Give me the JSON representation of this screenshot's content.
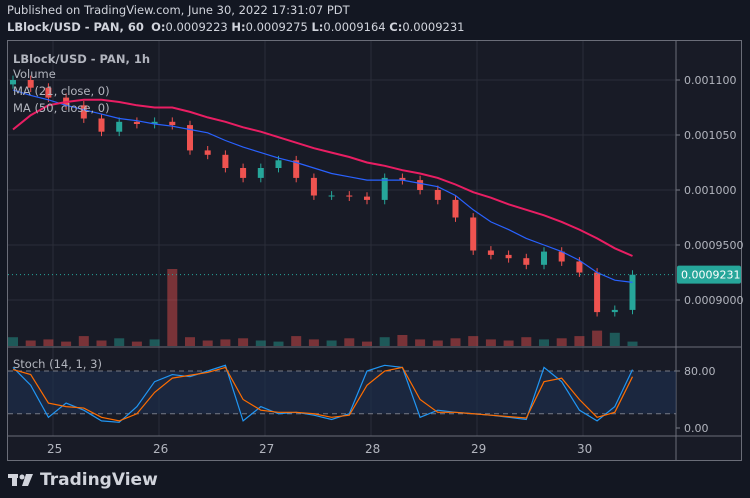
{
  "header": {
    "published": "Published on TradingView.com, June 30, 2022 17:31:07 PDT",
    "symbol": "LBlock/USD - PAN, 60",
    "o_label": "O:",
    "o": "0.0009223",
    "h_label": "H:",
    "h": "0.0009275",
    "l_label": "L:",
    "l": "0.0009164",
    "c_label": "C:",
    "c": "0.0009231"
  },
  "legend": {
    "title": "LBlock/USD - PAN, 1h",
    "volume": "Volume",
    "ma21": "MA (21, close, 0)",
    "ma50": "MA (50, close, 0)",
    "stoch": "Stoch (14, 1, 3)"
  },
  "price_axis": [
    "0.001100",
    "0.001050",
    "0.001000",
    "0.0009500",
    "0.0009000"
  ],
  "last_price": "0.0009231",
  "stoch_axis": [
    "80.00",
    "0.00"
  ],
  "time_axis": [
    "25",
    "26",
    "27",
    "28",
    "29",
    "30"
  ],
  "footer": {
    "brand": "TradingView"
  },
  "colors": {
    "up": "#26a69a",
    "down": "#ef5350",
    "ma21": "#2962ff",
    "ma50": "#e91e63",
    "stoch_k": "#2196f3",
    "stoch_d": "#ff6d00",
    "background": "#181b26"
  },
  "chart_data": {
    "type": "candlestick",
    "ylim": [
      0.00086,
      0.001137
    ],
    "close": [
      0.0011,
      0.001093,
      0.001084,
      0.001077,
      0.001065,
      0.001053,
      0.001062,
      0.00106,
      0.001062,
      0.001059,
      0.001036,
      0.001032,
      0.00102,
      0.001011,
      0.00102,
      0.001027,
      0.001011,
      0.000995,
      0.000995,
      0.000994,
      0.000991,
      0.001011,
      0.001009,
      0.001,
      0.000991,
      0.000975,
      0.000945,
      0.000941,
      0.000938,
      0.000932,
      0.000944,
      0.000935,
      0.000925,
      0.000889,
      0.000891,
      0.000923
    ],
    "ma21": [
      0.001091,
      0.001086,
      0.001082,
      0.001077,
      0.001073,
      0.001069,
      0.001065,
      0.001063,
      0.00106,
      0.001058,
      0.001055,
      0.001052,
      0.001045,
      0.001039,
      0.001034,
      0.001029,
      0.001025,
      0.00102,
      0.001015,
      0.001012,
      0.001009,
      0.001009,
      0.001009,
      0.001006,
      0.001003,
      0.000995,
      0.000982,
      0.000971,
      0.000964,
      0.000956,
      0.00095,
      0.000944,
      0.000936,
      0.000925,
      0.000918,
      0.000916
    ],
    "ma50": [
      0.001055,
      0.001068,
      0.001077,
      0.00108,
      0.001082,
      0.001082,
      0.00108,
      0.001077,
      0.001075,
      0.001075,
      0.001071,
      0.001066,
      0.001062,
      0.001057,
      0.001053,
      0.001048,
      0.001043,
      0.001038,
      0.001034,
      0.00103,
      0.001025,
      0.001022,
      0.001018,
      0.001015,
      0.001011,
      0.001005,
      0.000998,
      0.000993,
      0.000987,
      0.000982,
      0.000977,
      0.000971,
      0.000964,
      0.000956,
      0.000947,
      0.00094
    ],
    "volume": [
      8,
      5,
      6,
      4,
      9,
      5,
      7,
      4,
      6,
      70,
      8,
      5,
      6,
      7,
      5,
      4,
      9,
      6,
      5,
      7,
      4,
      8,
      10,
      6,
      5,
      7,
      9,
      6,
      5,
      8,
      6,
      7,
      9,
      14,
      12,
      4
    ],
    "stoch_k": [
      85,
      60,
      15,
      35,
      25,
      10,
      8,
      30,
      65,
      75,
      72,
      80,
      88,
      10,
      30,
      20,
      22,
      18,
      12,
      20,
      80,
      88,
      85,
      15,
      25,
      22,
      20,
      18,
      15,
      12,
      85,
      65,
      25,
      10,
      30,
      82
    ],
    "stoch_d": [
      82,
      75,
      35,
      30,
      28,
      15,
      10,
      20,
      50,
      70,
      74,
      78,
      85,
      40,
      25,
      22,
      22,
      20,
      15,
      18,
      60,
      80,
      85,
      40,
      22,
      22,
      20,
      18,
      16,
      14,
      65,
      70,
      40,
      15,
      22,
      72
    ],
    "stoch_bands": [
      20,
      80
    ]
  }
}
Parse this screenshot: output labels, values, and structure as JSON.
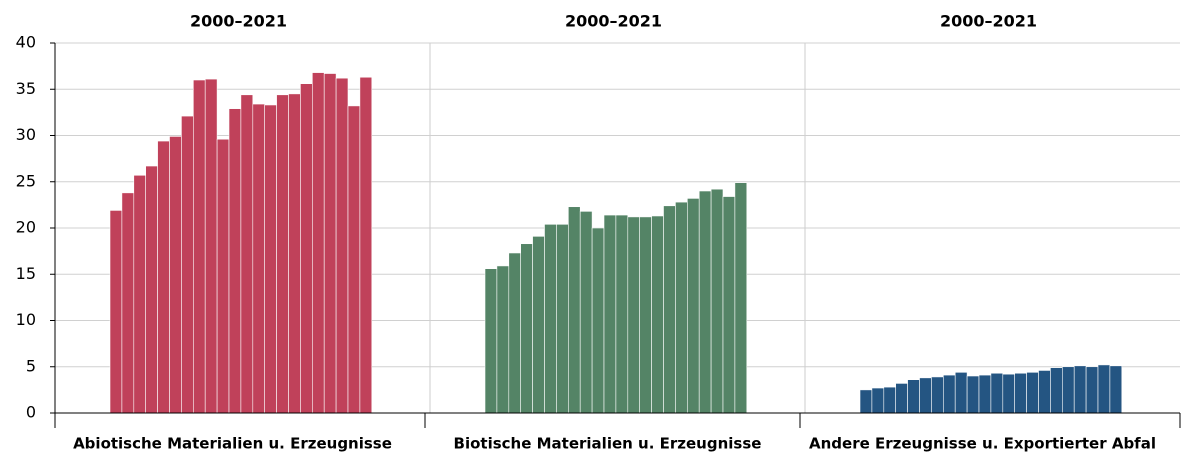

___

Instructions to follow:
Copy every line above that includes the string "TradingView".

In response:
    "published": "Published on TradingView.com, June 30, 2022 17:31:07 PDT",
    "brand": "TradingView"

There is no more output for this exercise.